Copy out all of the data exactly as it appears.

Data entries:

☆ ☆ ☆

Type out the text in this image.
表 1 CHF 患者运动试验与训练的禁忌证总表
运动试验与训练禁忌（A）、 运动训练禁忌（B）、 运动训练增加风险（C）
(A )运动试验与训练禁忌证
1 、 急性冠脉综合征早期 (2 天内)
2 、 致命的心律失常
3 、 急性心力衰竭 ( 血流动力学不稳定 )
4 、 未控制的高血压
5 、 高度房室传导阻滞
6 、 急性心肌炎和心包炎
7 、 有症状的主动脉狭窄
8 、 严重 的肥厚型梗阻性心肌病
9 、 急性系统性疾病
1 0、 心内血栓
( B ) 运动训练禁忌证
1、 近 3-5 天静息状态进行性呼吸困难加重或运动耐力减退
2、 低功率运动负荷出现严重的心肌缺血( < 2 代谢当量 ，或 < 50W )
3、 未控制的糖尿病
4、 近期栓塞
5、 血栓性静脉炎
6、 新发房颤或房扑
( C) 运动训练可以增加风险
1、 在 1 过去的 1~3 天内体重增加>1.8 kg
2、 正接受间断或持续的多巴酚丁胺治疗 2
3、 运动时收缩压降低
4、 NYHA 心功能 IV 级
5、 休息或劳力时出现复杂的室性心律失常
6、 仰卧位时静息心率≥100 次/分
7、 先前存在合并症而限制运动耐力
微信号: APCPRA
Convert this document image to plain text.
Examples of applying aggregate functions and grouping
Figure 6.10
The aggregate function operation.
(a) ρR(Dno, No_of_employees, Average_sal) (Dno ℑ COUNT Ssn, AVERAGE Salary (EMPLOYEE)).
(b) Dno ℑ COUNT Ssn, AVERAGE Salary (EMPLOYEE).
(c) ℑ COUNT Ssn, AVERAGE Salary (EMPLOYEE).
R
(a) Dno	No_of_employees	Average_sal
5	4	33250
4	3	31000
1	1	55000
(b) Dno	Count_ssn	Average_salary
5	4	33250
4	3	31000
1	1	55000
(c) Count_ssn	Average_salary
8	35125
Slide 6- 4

☆ ☆ ☆

The solution:
Type out the text in this image.
表 1 CHF 患者运动试验与训练的禁忌证总表
运动试验与训练禁忌（A）、 运动训练禁忌（B）、 运动训练增加风险（C）
(A )运动试验与训练禁忌证
1 、 急性冠脉综合征早期 (2 天内)
2 、 致命的心律失常
3 、 急性心力衰竭 ( 血流动力学不稳定 )
4 、 未控制的高血压
5 、 高度房室传导阻滞
6 、 急性心肌炎和心包炎
7 、 有症状的主动脉狭窄
8 、 严重 的肥厚型梗阻性心肌病
9 、 急性系统性疾病
1 0、 心内血栓
( B ) 运动训练禁忌证
1、 近 3-5 天静息状态进行性呼吸困难加重或运动耐力减退
2、 低功率运动负荷出现严重的心肌缺血( < 2 代谢当量 ，或 < 50W )
3、 未控制的糖尿病
4、 近期栓塞
5、 血栓性静脉炎
6、 新发房颤或房扑
( C) 运动训练可以增加风险
1、 在 1 过去的 1~3 天内体重增加>1.8 kg
2、 正接受间断或持续的多巴酚丁胺治疗 2
3、 运动时收缩压降低
4、 NYHA 心功能 IV 级
5、 休息或劳力时出现复杂的室性心律失常
6、 仰卧位时静息心率≥100 次/分
7、 先前存在合并症而限制运动耐力
微信号: APCPRA
Convert this document image to plain text.
Examples of applying aggregate functions and grouping
Figure 6.10
The aggregate function operation.
(a) ρR(Dno, No_of_employees, Average_sal) (Dno ℑ COUNT Ssn, AVERAGE Salary (EMPLOYEE)).
(b) Dno ℑ COUNT Ssn, AVERAGE Salary (EMPLOYEE).
(c) ℑ COUNT Ssn, AVERAGE Salary (EMPLOYEE).
R
(a) Dno	No_of_employees	Average_sal
5	4	33250
4	3	31000
1	1	55000
(b) Dno	Count_ssn	Average_salary
5	4	33250
4	3	31000
1	1	55000
(c) Count_ssn	Average_salary
8	35125
Slide 6- 4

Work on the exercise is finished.